> [SHORT PROBLEM]: Review the lines that follow and copy each one that contains the word "JSON".

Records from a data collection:
============================================================

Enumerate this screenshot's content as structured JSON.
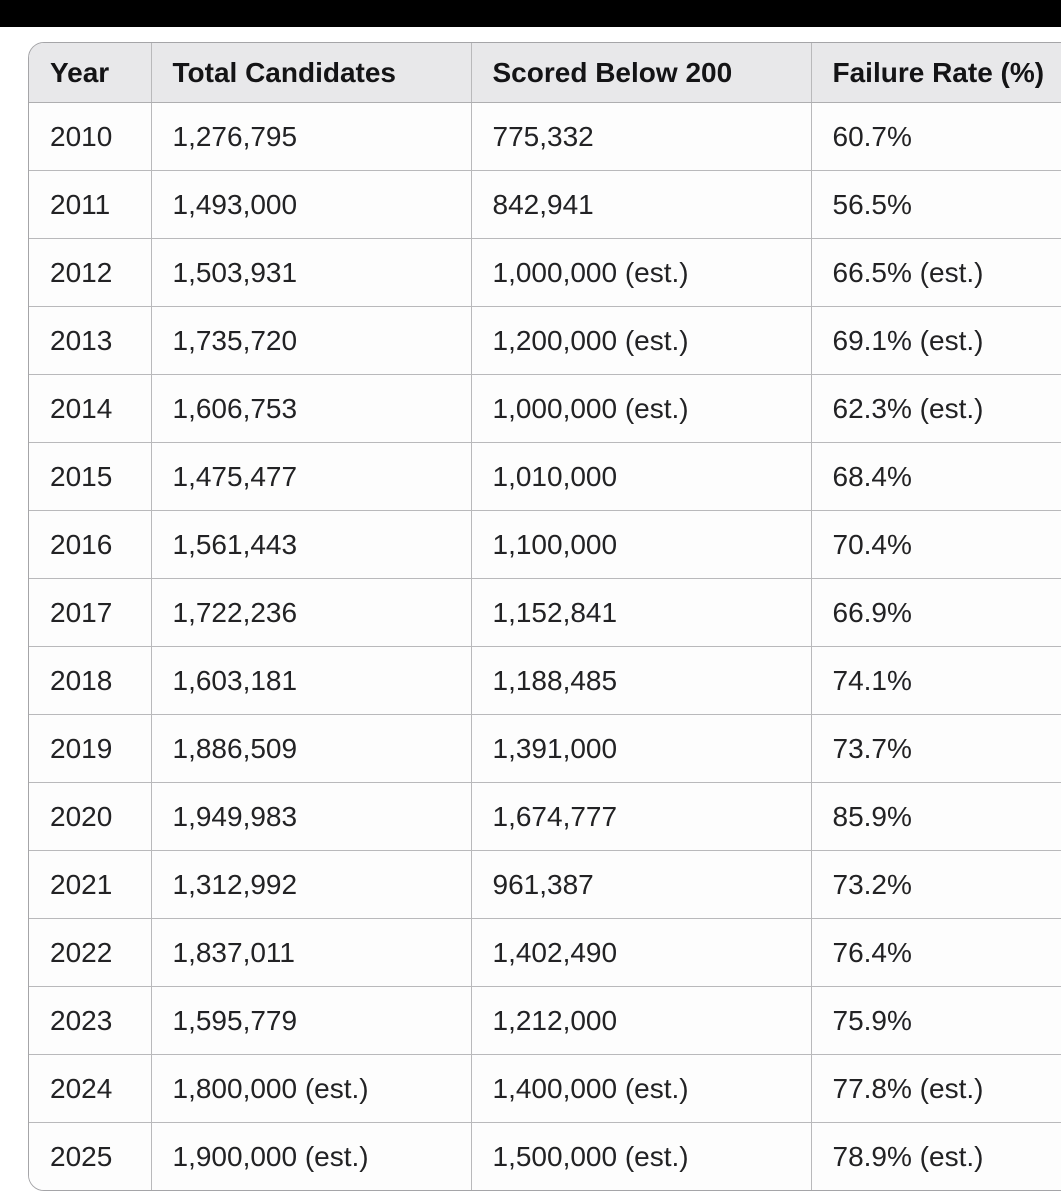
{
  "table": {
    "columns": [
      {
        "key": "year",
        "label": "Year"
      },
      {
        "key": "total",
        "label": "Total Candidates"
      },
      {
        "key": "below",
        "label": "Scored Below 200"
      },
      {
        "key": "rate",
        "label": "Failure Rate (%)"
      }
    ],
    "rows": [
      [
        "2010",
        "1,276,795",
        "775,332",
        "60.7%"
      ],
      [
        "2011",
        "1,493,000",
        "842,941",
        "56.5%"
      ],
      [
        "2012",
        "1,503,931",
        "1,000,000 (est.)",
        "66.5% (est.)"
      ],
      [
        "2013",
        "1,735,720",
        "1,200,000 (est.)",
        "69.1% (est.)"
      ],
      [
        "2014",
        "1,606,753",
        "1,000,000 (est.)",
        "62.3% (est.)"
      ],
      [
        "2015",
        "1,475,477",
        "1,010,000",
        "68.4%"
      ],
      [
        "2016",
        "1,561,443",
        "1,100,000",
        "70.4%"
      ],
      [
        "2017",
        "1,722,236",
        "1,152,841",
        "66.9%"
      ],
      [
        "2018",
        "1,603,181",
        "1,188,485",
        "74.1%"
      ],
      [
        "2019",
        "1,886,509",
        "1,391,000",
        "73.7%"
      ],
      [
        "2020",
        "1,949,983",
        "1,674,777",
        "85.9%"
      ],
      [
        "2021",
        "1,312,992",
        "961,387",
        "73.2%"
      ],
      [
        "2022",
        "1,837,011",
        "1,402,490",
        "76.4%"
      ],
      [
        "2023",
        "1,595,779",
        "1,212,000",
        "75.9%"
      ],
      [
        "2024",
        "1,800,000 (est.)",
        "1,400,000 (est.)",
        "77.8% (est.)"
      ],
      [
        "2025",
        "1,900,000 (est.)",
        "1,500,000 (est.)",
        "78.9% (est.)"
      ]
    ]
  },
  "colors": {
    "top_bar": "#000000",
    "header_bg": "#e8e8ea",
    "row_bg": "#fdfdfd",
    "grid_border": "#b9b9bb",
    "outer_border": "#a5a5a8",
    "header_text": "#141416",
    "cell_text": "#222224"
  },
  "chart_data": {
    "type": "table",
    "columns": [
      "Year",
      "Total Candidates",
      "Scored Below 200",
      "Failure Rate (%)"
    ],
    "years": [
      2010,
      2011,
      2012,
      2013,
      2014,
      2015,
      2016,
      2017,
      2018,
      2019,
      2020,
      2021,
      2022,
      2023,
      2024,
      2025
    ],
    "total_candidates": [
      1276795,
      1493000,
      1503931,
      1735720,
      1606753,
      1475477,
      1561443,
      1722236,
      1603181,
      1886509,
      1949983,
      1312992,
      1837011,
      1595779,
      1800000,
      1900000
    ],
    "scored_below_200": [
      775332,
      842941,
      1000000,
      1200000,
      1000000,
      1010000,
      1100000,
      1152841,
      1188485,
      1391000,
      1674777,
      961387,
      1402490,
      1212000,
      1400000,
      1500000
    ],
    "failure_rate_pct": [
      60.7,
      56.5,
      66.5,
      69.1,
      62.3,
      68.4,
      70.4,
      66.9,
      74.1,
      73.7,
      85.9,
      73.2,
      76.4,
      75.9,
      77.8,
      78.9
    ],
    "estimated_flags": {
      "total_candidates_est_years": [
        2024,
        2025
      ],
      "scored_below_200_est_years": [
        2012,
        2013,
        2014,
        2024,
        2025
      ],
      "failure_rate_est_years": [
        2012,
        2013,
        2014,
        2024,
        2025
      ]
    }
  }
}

============================================================

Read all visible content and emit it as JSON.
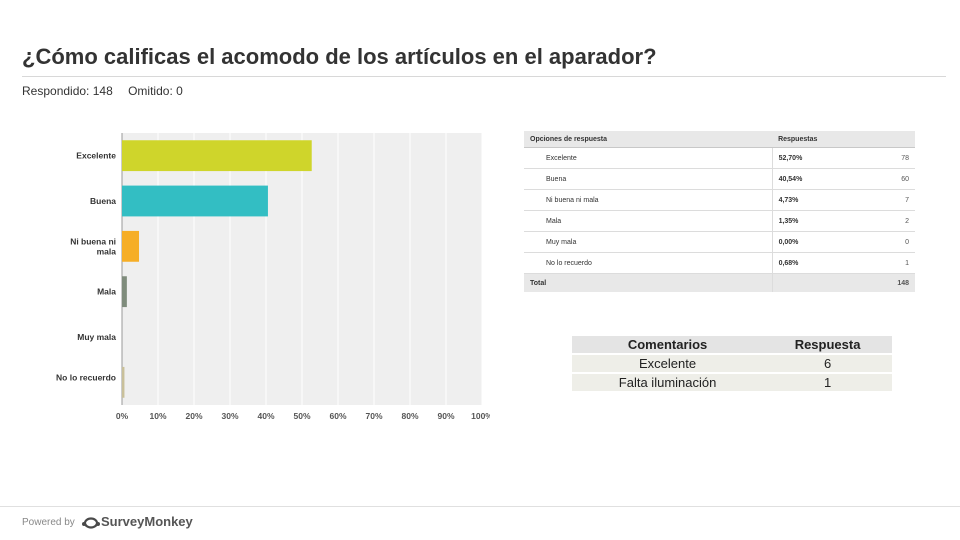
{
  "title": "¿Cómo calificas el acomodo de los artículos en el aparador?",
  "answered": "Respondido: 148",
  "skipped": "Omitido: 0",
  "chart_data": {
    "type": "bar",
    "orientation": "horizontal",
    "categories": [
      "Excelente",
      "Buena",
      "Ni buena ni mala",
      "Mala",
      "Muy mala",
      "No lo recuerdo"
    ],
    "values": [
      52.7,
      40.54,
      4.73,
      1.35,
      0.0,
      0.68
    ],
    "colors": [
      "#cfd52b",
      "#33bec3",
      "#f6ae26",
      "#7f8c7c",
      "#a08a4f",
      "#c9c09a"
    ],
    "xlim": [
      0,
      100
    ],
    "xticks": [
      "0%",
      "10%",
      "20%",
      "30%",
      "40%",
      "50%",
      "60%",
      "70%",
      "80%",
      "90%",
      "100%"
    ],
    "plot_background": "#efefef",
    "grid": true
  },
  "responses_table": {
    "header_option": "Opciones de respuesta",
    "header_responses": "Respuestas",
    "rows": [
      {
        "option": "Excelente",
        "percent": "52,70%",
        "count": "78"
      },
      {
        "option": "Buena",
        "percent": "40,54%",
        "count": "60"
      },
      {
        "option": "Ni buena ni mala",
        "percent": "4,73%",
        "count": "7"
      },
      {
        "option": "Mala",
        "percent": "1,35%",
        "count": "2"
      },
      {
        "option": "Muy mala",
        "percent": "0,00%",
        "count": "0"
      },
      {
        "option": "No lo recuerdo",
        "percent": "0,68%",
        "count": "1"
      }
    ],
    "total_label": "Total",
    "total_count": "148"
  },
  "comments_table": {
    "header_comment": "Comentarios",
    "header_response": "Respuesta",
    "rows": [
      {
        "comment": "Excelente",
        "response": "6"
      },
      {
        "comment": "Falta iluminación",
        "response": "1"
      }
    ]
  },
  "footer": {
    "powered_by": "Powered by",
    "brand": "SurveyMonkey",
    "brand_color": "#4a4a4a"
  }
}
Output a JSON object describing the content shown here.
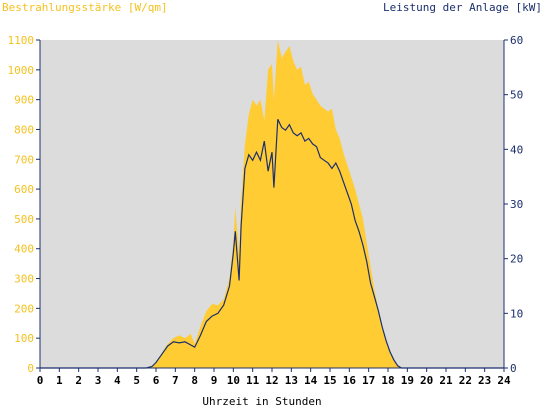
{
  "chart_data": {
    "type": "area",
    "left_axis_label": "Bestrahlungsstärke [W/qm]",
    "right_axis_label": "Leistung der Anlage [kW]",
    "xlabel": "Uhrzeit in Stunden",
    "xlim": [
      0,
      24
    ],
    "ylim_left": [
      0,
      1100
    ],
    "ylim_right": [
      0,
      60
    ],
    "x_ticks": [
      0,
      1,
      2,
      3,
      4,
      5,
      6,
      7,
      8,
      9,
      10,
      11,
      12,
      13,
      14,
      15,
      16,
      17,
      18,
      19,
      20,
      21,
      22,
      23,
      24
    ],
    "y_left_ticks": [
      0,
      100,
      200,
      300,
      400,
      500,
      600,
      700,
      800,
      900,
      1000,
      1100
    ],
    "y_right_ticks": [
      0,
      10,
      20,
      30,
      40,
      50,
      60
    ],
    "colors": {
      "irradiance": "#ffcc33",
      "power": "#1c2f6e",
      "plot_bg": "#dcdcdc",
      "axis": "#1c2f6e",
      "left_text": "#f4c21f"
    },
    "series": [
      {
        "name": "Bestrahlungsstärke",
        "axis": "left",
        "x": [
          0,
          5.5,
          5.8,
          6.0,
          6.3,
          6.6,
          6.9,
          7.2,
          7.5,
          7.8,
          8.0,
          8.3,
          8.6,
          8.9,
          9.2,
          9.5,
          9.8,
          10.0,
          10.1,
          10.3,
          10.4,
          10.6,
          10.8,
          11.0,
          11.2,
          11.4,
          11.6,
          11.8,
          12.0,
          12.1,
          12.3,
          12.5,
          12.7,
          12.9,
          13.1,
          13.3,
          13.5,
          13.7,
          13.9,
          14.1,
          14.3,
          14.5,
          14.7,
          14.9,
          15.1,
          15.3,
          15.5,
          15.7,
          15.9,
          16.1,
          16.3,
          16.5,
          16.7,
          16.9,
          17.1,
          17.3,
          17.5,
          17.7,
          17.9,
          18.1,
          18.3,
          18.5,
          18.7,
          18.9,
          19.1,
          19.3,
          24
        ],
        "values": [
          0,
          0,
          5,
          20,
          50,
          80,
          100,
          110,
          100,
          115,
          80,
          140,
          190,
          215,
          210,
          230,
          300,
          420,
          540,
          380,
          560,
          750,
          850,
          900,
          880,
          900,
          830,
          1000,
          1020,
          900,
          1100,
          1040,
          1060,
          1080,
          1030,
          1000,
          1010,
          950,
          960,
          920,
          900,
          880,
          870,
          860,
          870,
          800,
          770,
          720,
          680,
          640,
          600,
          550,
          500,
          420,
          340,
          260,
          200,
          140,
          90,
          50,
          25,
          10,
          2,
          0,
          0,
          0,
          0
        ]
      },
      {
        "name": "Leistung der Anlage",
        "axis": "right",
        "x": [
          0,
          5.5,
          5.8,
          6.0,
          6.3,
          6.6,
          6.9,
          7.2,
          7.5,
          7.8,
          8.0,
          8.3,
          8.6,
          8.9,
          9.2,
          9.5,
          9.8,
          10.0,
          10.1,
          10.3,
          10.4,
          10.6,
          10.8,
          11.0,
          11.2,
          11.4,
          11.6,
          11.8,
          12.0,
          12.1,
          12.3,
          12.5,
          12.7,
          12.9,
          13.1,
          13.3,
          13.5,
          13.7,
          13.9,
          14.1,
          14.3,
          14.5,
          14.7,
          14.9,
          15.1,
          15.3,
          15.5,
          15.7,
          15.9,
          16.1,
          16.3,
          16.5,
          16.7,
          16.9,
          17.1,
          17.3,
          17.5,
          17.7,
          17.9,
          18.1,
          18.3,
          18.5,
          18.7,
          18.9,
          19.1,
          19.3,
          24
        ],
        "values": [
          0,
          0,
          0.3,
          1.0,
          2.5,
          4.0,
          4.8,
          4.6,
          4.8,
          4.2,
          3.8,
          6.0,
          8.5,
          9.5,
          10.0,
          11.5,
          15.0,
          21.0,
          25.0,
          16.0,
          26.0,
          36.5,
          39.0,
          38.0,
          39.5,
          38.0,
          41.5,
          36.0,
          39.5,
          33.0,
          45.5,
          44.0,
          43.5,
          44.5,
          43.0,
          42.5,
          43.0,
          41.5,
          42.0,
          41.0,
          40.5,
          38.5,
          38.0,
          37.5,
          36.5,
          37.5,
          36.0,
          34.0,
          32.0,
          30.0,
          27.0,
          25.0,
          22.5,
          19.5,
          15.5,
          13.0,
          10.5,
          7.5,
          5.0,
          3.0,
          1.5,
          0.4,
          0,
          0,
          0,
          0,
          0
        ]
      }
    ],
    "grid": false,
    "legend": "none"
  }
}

============================================================

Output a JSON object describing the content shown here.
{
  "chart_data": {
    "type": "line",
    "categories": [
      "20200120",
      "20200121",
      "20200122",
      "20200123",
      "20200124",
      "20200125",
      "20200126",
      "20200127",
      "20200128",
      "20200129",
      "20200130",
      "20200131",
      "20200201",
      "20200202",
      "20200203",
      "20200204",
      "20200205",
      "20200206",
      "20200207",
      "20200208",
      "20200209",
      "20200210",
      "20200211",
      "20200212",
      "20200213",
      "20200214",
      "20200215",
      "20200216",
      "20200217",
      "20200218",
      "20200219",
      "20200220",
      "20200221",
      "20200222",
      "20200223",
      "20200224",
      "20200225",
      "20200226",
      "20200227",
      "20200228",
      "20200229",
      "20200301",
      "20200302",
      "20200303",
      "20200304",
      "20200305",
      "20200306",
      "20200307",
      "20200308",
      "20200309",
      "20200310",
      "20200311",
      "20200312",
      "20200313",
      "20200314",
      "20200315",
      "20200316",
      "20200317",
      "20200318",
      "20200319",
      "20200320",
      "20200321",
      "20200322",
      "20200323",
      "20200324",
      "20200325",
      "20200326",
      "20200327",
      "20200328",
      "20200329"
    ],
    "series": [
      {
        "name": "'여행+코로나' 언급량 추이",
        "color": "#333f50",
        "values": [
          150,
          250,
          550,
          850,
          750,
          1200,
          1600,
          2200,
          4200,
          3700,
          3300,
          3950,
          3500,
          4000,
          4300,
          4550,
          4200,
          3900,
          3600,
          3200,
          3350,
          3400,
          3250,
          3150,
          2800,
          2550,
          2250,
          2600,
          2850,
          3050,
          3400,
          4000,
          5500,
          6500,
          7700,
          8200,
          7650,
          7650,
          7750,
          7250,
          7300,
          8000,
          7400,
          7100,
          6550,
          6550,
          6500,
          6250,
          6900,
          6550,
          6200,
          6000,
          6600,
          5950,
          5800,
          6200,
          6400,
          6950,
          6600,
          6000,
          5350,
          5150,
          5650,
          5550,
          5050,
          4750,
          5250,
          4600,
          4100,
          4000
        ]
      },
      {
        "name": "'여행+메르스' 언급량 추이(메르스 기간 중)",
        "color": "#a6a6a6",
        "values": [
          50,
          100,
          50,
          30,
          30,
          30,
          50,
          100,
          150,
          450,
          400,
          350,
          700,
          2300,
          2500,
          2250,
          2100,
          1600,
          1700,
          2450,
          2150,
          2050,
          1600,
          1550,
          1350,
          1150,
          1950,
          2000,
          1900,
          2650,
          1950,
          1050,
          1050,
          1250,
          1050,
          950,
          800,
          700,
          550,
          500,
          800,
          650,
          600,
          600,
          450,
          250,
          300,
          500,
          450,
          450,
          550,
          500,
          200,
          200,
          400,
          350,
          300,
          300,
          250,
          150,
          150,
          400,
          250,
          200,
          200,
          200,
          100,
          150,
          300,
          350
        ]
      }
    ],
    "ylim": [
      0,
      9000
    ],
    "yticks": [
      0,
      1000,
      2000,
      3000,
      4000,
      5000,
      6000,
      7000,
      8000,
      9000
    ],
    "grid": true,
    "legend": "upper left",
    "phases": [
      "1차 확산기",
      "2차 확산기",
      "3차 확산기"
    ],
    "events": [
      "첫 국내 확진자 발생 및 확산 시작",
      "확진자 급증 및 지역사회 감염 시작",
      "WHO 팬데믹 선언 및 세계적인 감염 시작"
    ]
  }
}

============================================================

> [CORRECT RESPONSE]:
Enumerate this screenshot's content as structured JSON.
Read all visible content and emit it as JSON.
Output a JSON object describing the content shown here.
Output a JSON object describing the content shown here.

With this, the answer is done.